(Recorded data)
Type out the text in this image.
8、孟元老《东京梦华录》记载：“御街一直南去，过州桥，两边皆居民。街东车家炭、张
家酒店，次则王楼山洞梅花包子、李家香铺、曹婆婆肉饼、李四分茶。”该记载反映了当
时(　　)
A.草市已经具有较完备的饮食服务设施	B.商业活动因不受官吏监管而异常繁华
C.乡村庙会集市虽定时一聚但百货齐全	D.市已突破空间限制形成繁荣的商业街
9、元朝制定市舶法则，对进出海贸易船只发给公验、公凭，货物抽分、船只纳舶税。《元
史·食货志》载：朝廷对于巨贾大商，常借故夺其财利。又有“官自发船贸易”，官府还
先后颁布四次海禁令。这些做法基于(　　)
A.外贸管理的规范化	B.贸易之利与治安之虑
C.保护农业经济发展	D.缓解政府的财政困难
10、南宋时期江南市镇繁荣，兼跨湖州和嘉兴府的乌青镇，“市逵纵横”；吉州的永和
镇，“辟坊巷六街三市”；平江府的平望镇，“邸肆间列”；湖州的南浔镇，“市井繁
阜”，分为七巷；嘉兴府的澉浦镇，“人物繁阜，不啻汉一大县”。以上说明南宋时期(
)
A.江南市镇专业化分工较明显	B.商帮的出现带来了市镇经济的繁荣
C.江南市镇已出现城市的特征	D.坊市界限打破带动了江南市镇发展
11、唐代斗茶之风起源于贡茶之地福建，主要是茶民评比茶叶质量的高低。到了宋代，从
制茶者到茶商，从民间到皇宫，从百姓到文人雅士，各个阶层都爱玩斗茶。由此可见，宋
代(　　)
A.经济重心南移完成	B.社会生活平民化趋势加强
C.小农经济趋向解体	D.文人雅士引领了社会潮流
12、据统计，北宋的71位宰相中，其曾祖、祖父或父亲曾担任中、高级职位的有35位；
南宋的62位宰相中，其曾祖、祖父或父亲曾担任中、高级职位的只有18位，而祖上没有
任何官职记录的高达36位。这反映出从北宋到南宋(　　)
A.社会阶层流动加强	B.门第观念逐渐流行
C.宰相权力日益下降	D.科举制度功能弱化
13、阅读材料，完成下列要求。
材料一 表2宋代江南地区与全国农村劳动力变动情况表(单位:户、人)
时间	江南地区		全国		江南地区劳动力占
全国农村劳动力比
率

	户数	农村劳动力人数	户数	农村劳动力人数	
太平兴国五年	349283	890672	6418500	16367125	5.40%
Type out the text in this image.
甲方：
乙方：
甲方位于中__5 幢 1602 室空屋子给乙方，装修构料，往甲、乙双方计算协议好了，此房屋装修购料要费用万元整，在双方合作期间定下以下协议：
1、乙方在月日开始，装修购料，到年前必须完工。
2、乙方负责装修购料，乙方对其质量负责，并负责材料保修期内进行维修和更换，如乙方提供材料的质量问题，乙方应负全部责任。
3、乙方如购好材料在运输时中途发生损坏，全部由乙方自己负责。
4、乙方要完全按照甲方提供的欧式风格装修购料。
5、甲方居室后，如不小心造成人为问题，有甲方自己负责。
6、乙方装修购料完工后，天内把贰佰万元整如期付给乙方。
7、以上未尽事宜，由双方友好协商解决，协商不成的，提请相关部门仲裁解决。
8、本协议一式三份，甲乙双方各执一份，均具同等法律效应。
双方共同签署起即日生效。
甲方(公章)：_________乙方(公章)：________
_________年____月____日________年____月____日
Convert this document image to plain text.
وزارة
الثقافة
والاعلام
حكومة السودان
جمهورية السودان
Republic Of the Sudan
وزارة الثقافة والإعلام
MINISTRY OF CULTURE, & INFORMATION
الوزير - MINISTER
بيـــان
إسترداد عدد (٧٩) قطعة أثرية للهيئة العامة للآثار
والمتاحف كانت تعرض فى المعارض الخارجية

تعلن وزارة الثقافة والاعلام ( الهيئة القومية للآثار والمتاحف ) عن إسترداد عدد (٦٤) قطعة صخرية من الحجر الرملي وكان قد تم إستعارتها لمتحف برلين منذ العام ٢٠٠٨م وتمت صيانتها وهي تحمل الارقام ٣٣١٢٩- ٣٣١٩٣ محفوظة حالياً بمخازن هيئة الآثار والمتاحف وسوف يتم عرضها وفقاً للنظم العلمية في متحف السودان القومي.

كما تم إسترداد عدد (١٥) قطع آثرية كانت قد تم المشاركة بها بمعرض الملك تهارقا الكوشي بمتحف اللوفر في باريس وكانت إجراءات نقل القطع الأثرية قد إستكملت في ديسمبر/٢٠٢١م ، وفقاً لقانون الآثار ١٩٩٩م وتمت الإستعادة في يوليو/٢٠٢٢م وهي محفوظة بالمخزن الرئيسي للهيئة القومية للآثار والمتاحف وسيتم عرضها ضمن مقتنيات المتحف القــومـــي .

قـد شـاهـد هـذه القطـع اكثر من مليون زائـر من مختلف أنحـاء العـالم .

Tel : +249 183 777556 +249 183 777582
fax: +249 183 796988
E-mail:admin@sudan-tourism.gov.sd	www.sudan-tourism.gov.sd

§ **Task requirements**:
Repeat exactly, and only, the lines of the records above, starting with the line that contains "Convert this document image to plain text." and ending with the final line, both included.

§ **Exercise result**:
Convert this document image to plain text.
وزارة
الثقافة
والاعلام
حكومة السودان
جمهورية السودان
Republic Of the Sudan
وزارة الثقافة والإعلام
MINISTRY OF CULTURE, & INFORMATION
الوزير - MINISTER
بيـــان
إسترداد عدد (٧٩) قطعة أثرية للهيئة العامة للآثار
والمتاحف كانت تعرض فى المعارض الخارجية

تعلن وزارة الثقافة والاعلام ( الهيئة القومية للآثار والمتاحف ) عن إسترداد عدد (٦٤) قطعة صخرية من الحجر الرملي وكان قد تم إستعارتها لمتحف برلين منذ العام ٢٠٠٨م وتمت صيانتها وهي تحمل الارقام ٣٣١٢٩- ٣٣١٩٣ محفوظة حالياً بمخازن هيئة الآثار والمتاحف وسوف يتم عرضها وفقاً للنظم العلمية في متحف السودان القومي.

كما تم إسترداد عدد (١٥) قطع آثرية كانت قد تم المشاركة بها بمعرض الملك تهارقا الكوشي بمتحف اللوفر في باريس وكانت إجراءات نقل القطع الأثرية قد إستكملت في ديسمبر/٢٠٢١م ، وفقاً لقانون الآثار ١٩٩٩م وتمت الإستعادة في يوليو/٢٠٢٢م وهي محفوظة بالمخزن الرئيسي للهيئة القومية للآثار والمتاحف وسيتم عرضها ضمن مقتنيات المتحف القــومـــي .

قـد شـاهـد هـذه القطـع اكثر من مليون زائـر من مختلف أنحـاء العـالم .

Tel : +249 183 777556 +249 183 777582
fax: +249 183 796988
E-mail:admin@sudan-tourism.gov.sd	www.sudan-tourism.gov.sd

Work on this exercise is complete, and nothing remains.